→ Collected data entries:
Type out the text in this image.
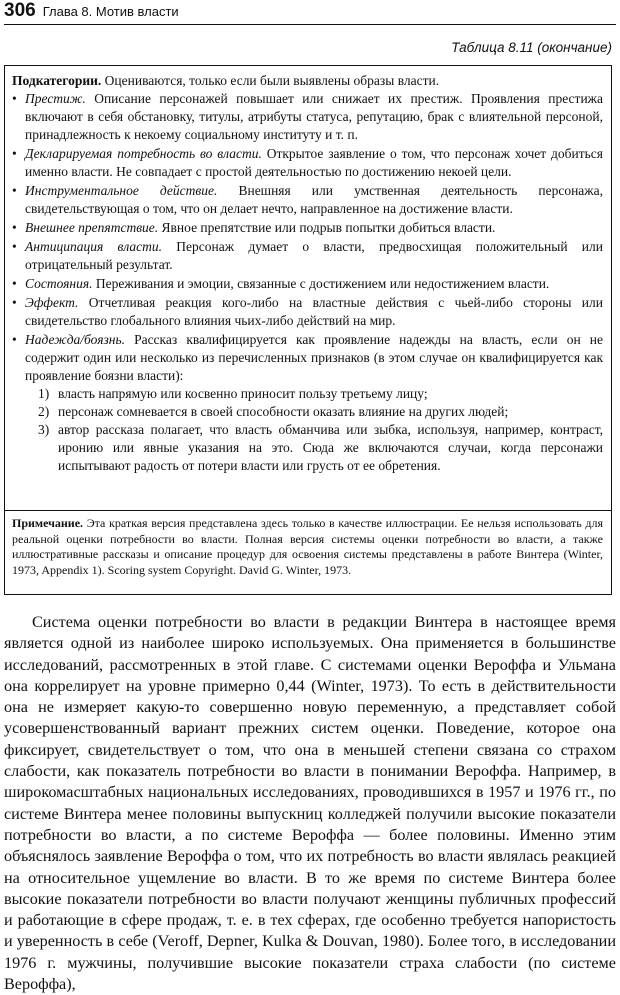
306 Глава 8. Мотив власти
Таблица 8.11 (окончание)

Подкатегории. Оцениваются, только если были выявлены образы власти.

• Престиж. Описание персонажей повышает или снижает их престиж. Проявления престижа включают в себя обстановку, титулы, атрибуты статуса, репутацию, брак с влиятельной персоной, принадлежность к некоему социальному институту и т. п.
• Декларируемая потребность во власти. Открытое заявление о том, что персонаж хочет добиться именно власти. Не совпадает с простой деятельностью по достижению некоей цели.
• Инструментальное действие. Внешняя или умственная деятельность персонажа, свидетельствующая о том, что он делает нечто, направленное на достижение власти.
• Внешнее препятствие. Явное препятствие или подрыв попытки добиться власти.
• Антиципация власти. Персонаж думает о власти, предвосхищая положительный или отрицательный результат.
• Состояния. Переживания и эмоции, связанные с достижением или недостижением власти.
• Эффект. Отчетливая реакция кого-либо на властные действия с чьей-либо стороны или свидетельство глобального влияния чьих-либо действий на мир.
• Надежда/боязнь. Рассказ квалифицируется как проявление надежды на власть, если он не содержит один или несколько из перечисленных признаков (в этом случае он квалифицируется как проявление боязни власти):
1) власть напрямую или косвенно приносит пользу третьему лицу;
2) персонаж сомневается в своей способности оказать влияние на других людей;
3) автор рассказа полагает, что власть обманчива или зыбка, используя, например, контраст, иронию или явные указания на это. Сюда же включаются случаи, когда персонажи испытывают радость от потери власти или грусть от ее обретения.
Примечание. Эта краткая версия представлена здесь только в качестве иллюстрации. Ее нельзя использовать для реальной оценки потребности во власти. Полная версия системы оценки потребности во власти, а также иллюстративные рассказы и описание процедур для освоения системы представлены в работе Винтера (Winter, 1973, Appendix 1). Scoring system Copyright. David G. Winter, 1973.

Система оценки потребности во власти в редакции Винтера в настоящее время является одной из наиболее широко используемых. Она применяется в большинстве исследований, рассмотренных в этой главе. С системами оценки Вероффа и Ульмана она коррелирует на уровне примерно 0,44 (Winter, 1973). То есть в действительности она не измеряет какую-то совершенно новую переменную, а представляет собой усовершенствованный вариант прежних систем оценки. Поведение, которое она фиксирует, свидетельствует о том, что она в меньшей степени связана со страхом слабости, как показатель потребности во власти в понимании Вероффа. Например, в широкомасштабных национальных исследованиях, проводившихся в 1957 и 1976 гг., по системе Винтера менее половины выпускниц колледжей получили высокие показатели потребности во власти, а по системе Вероффа — более половины. Именно этим объяснялось заявление Вероффа о том, что их потребность во власти являлась реакцией на относительное ущемление во власти. В то же время по системе Винтера более высокие показатели потребности во власти получают женщины публичных профессий и работающие в сфере продаж, т. е. в тех сферах, где особенно требуется напористость и уверенность в себе (Veroff, Depner, Kulka & Douvan, 1980). Более того, в исследовании 1976 г. мужчины, получившие высокие показатели страха слабости (по системе Вероффа),
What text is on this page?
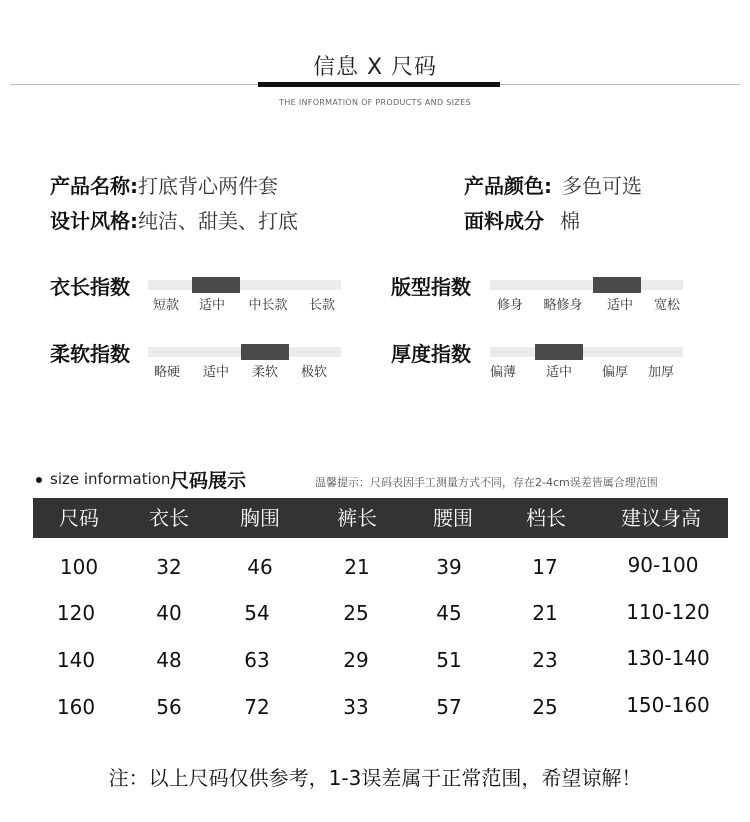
信息 X 尺码
THE INFORMATION OF PRODUCTS AND SIZES
产品名称:打底背心两件套
设计风格:纯洁、甜美、打底
产品颜色: 多色可选
面料成分 棉
衣长指数
短款 适中 中长款 长款
版型指数
修身 略修身 适中 宽松
柔软指数
略硬 适中 柔软 极软
厚度指数
偏薄 适中 偏厚 加厚
size information 尺码展示	温馨提示：尺码表因手工测量方式不同，存在2-4cm误差皆属合理范围
尺码	衣长	胸围	裤长	腰围	档长	建议身高
100	32	46	21	39	17	90-100
120	40	54	25	45	21	110-120
140	48	63	29	51	23	130-140
160	56	72	33	57	25	150-160
注：以上尺码仅供参考，1-3误差属于正常范围，希望谅解！
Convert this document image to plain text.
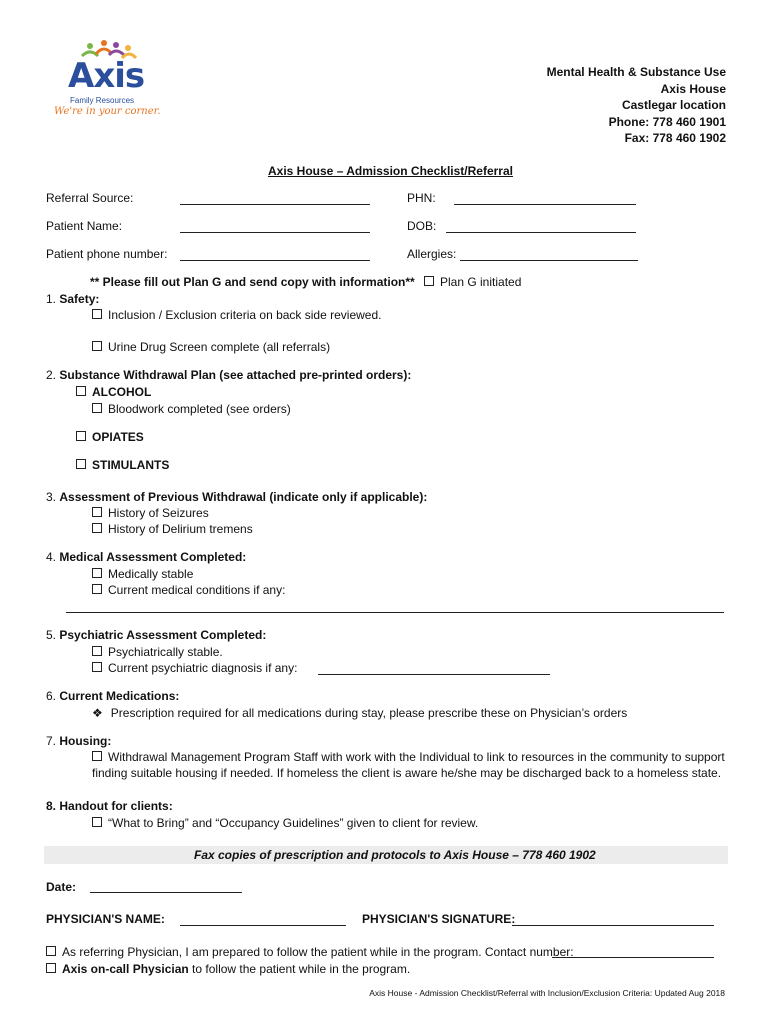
Axis
Family Resources
We're in your corner.
Mental Health & Substance Use
Axis House
Castlegar location
Phone: 778 460 1901
Fax: 778 460 1902
Axis House – Admission Checklist/Referral
Referral Source:	PHN:
Patient Name:	DOB:
Patient phone number:	Allergies:
** Please fill out Plan G and send copy with information**	Plan G initiated
1. Safety:
Inclusion / Exclusion criteria on back side reviewed.
Urine Drug Screen complete (all referrals)
2. Substance Withdrawal Plan (see attached pre-printed orders):
ALCOHOL
Bloodwork completed (see orders)
OPIATES
STIMULANTS
3. Assessment of Previous Withdrawal (indicate only if applicable):
History of Seizures
History of Delirium tremens
4. Medical Assessment Completed:
Medically stable
Current medical conditions if any:
5. Psychiatric Assessment Completed:
Psychiatrically stable.
Current psychiatric diagnosis if any:
6. Current Medications:
❖ Prescription required for all medications during stay, please prescribe these on Physician’s orders
7. Housing:
Withdrawal Management Program Staff with work with the Individual to link to resources in the community to support
finding suitable housing if needed. If homeless the client is aware he/she may be discharged back to a homeless state.
8. Handout for clients:
“What to Bring” and “Occupancy Guidelines” given to client for review.
Fax copies of prescription and protocols to Axis House – 778 460 1902
Date:
PHYSICIAN'S NAME:	PHYSICIAN'S SIGNATURE:
As referring Physician, I am prepared to follow the patient while in the program. Contact number:
Axis on-call Physician to follow the patient while in the program.
Axis House - Admission Checklist/Referral with Inclusion/Exclusion Criteria: Updated Aug 2018
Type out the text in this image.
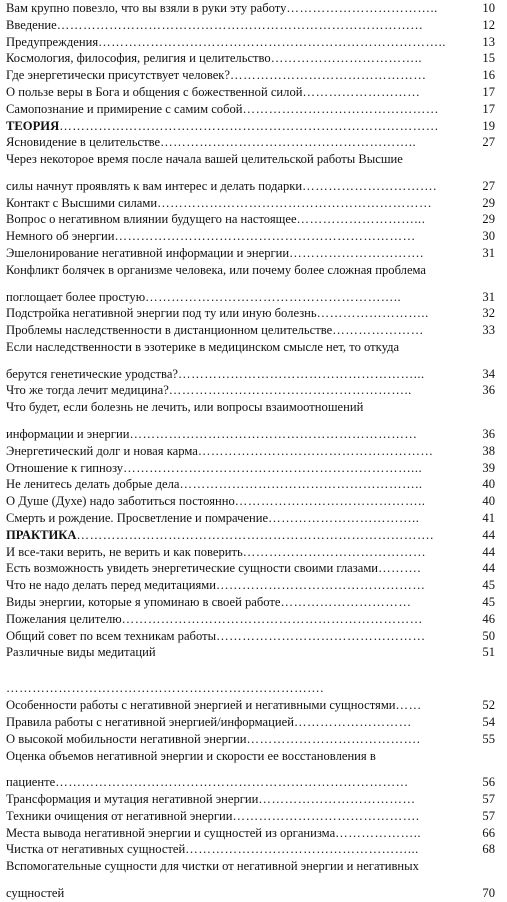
Вам крупно повезло, что вы взяли в руки эту работу ……………………………..	10
Введение …………………………………………………………………………	12
Предупреждения ……………………………………………………………………..	13
Космология, философия, религия и целительство ……………………………..	15
Где энергетически присутствует человек? ………………………………………	16
О пользе веры в Бога и общения с божественной силой ………………………	17
Самопознание и примирение с самим собой ………………………………………	17
ТЕОРИЯ ……………………………………………………………………………	19
Ясновидение в целительстве …………………………………………………..	27
Через некоторое время после начала вашей целительской работы Высшие
силы начнут проявлять к вам интерес и делать подарки ………………………….	27
Контакт с Высшими силами ………………………………………………………	29
Вопрос о негативном влиянии будущего на настоящее ………………………...	29
Немного об энергии ……………………………………………………………	30
Эшелонирование негативной информации и энергии ………………………….	31
Конфликт болячек в организме человека, или почему более сложная проблема
поглощает более простую …………………………………………………..	31
Подстройка негативной энергии под ту или иную болезнь ……………………..	32
Проблемы наследственности в дистанционном целительстве …………………	33
Если наследственности в эзотерике в медицинском смысле нет, то откуда
берутся генетические уродства? ………………………………………………...	34
Что же тогда лечит медицина? ………………………………………………..	36
Что будет, если болезнь не лечить, или вопросы взаимоотношений
информации и энергии …………………………………………………………	36
Энергетический долг и новая карма ………………………………………………	38
Отношение к гипнозу …………………………………………………………...	39
Не ленитесь делать добрые дела ………………………………………………..	40
О Душе (Духе) надо заботиться постоянно ……………………………………..	40
Смерть и рождение. Просветление и помрачение ……………………………..	41
ПРАКТИКА ……………………………………………………………………….	44
И все-таки верить, не верить и как поверить ……………………………………	44
Есть возможность увидеть энергетические сущности своими глазами ……….	44
Что не надо делать перед медитациями …………………………………………	45
Виды энергии, которые я упоминаю в своей работе …………………………	45
Пожелания целителю ……………………………………………………………	46
Общий совет по всем техникам работы …………………………………………	50
Различные виды медитаций	51
……………………………………………………………….
Особенности работы с негативной энергией и негативными сущностями ……	52
Правила работы с негативной энергией/информацией ………………………	54
О высокой мобильности негативной энергии ………………………………….	55
Оценка объемов негативной энергии и скорости ее восстановления в
пациенте ………………………………………………………………………	56
Трансформация и мутация негативной энергии ………………………………	57
Техники очищения от негативной энергии …………………………………….	57
Места вывода негативной энергии и сущностей из организма ………………..	66
Чистка от негативных сущностей ……………………………………………...	68
Вспомогательные сущности для чистки от негативной энергии и негативных
сущностей	70
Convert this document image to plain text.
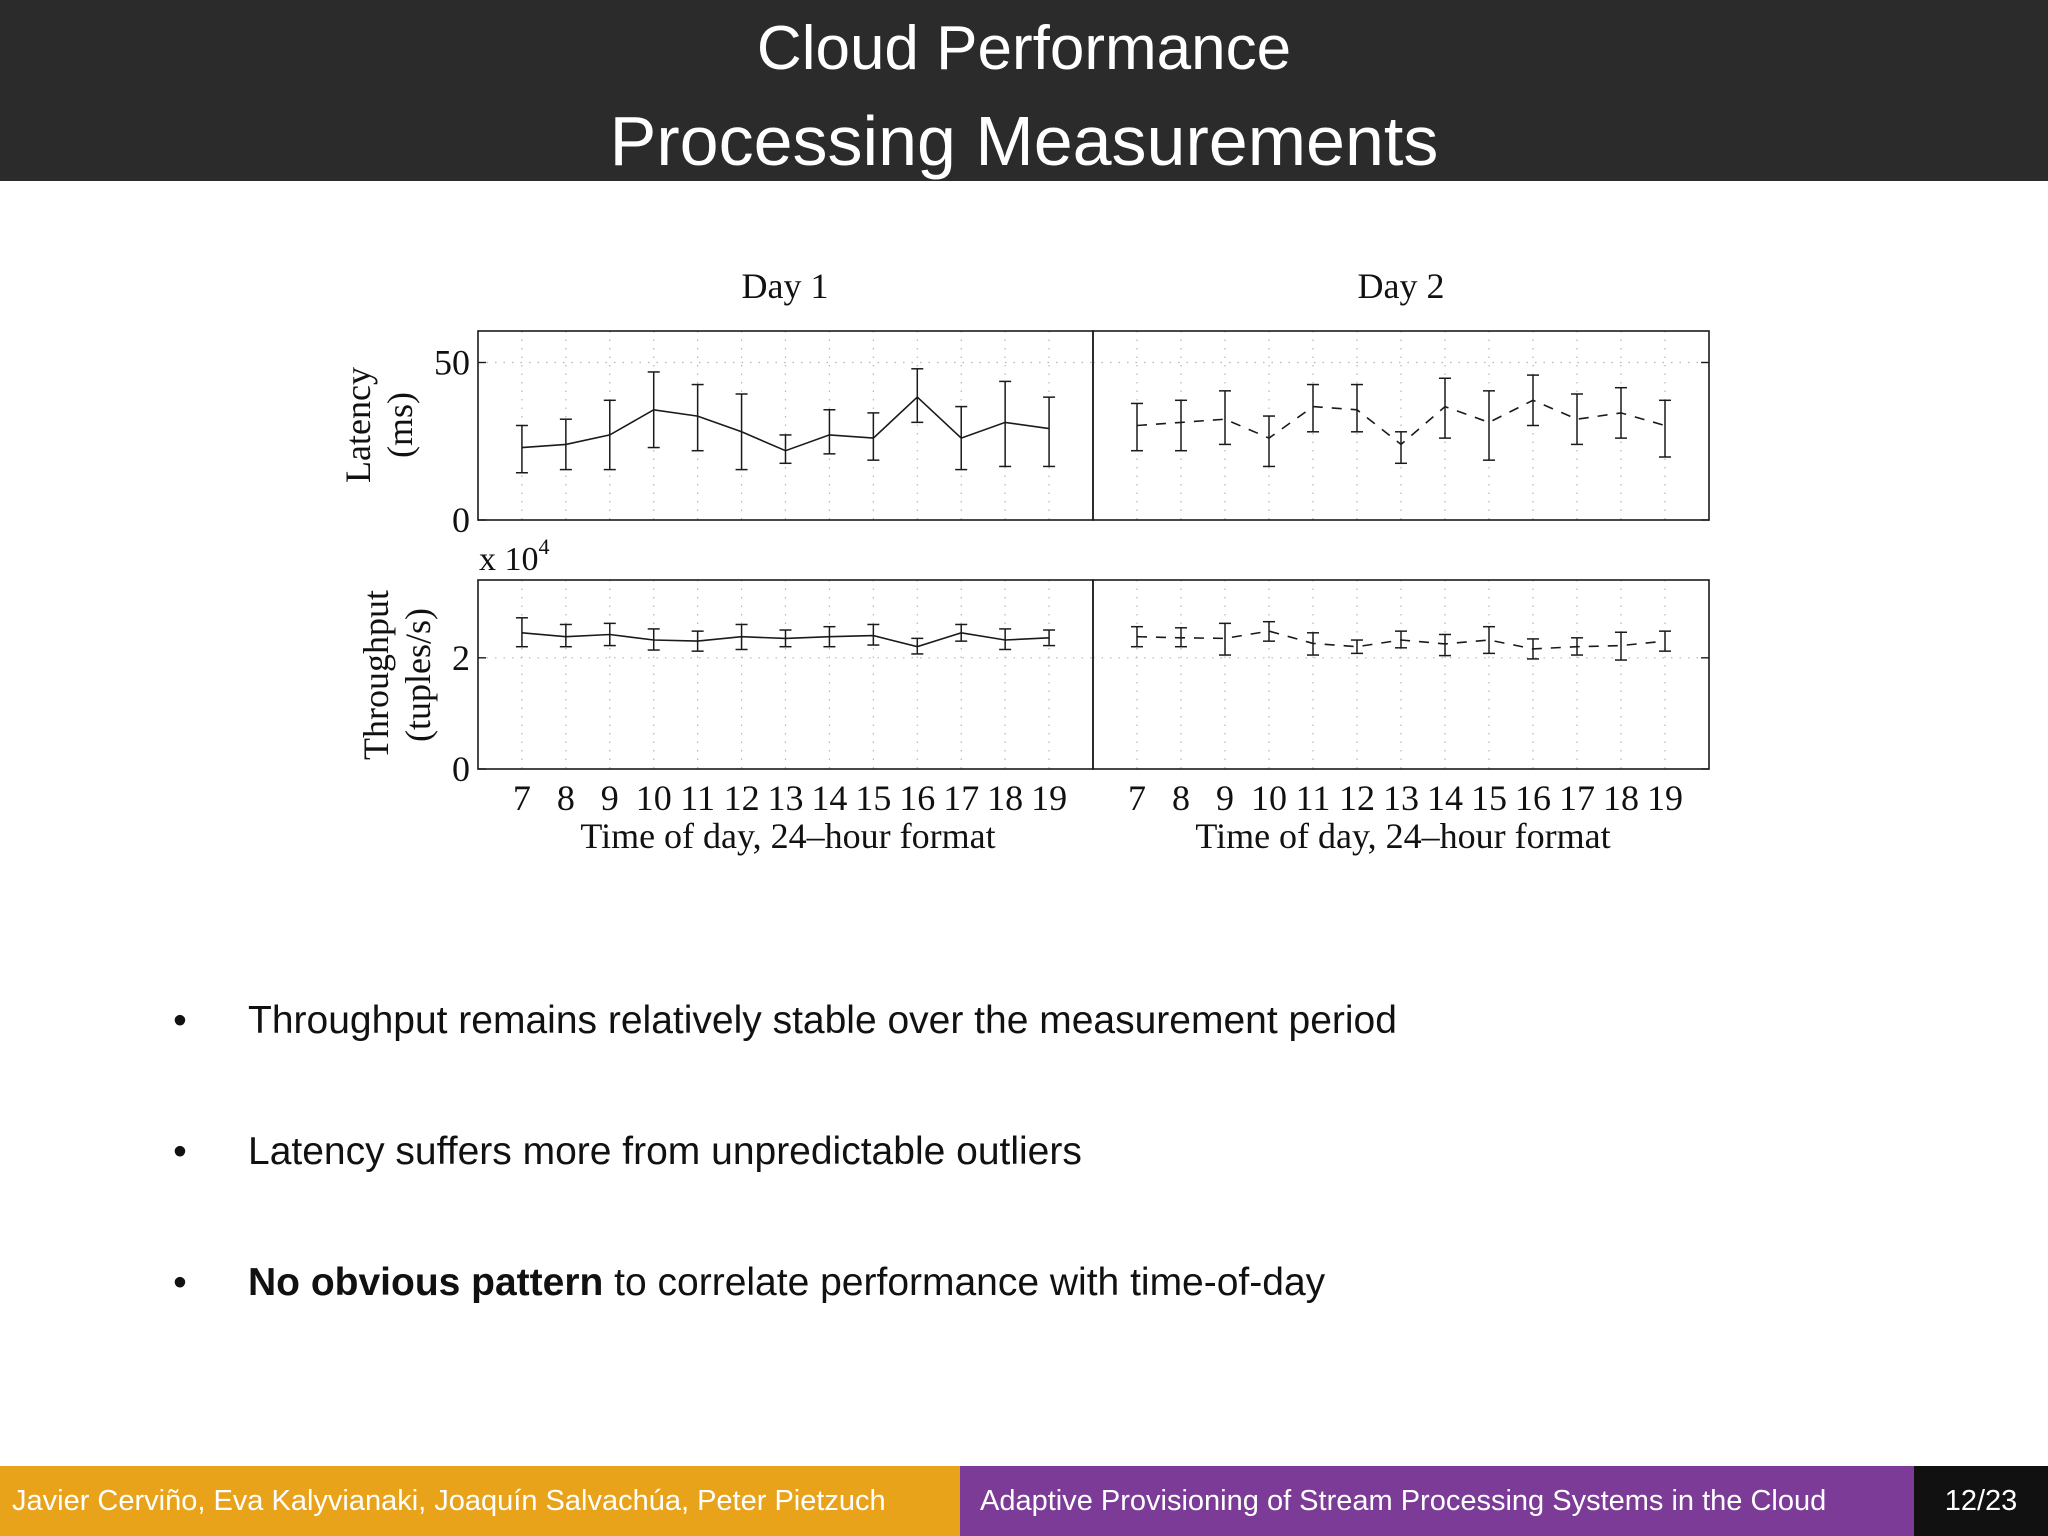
Cloud Performance
Processing Measurements
Day 1	Day 2
Latency(ms)
Throughput(tuples/s)
x $10^4$
0
50
0
2
7 8 9 10 11 12 13 14 15 16 17 18 19 7 8 9 10 11 12 13 14 15 16 17 18 19
Time of day, 24–hour format	Time of day, 24–hour format
• Throughput remains relatively stable over the measurement period
• Latency suffers more from unpredictable outliers
• No obvious pattern to correlate performance with time-of-day
Javier Cerviño, Eva Kalyvianaki, Joaquín Salvachúa, Peter Pietzuch	Adaptive Provisioning of Stream Processing Systems in the Cloud	12/23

→ What this task involves: Looking at the records above, tally the lines holding "Admission" and reply with that number only.

→ In response: 2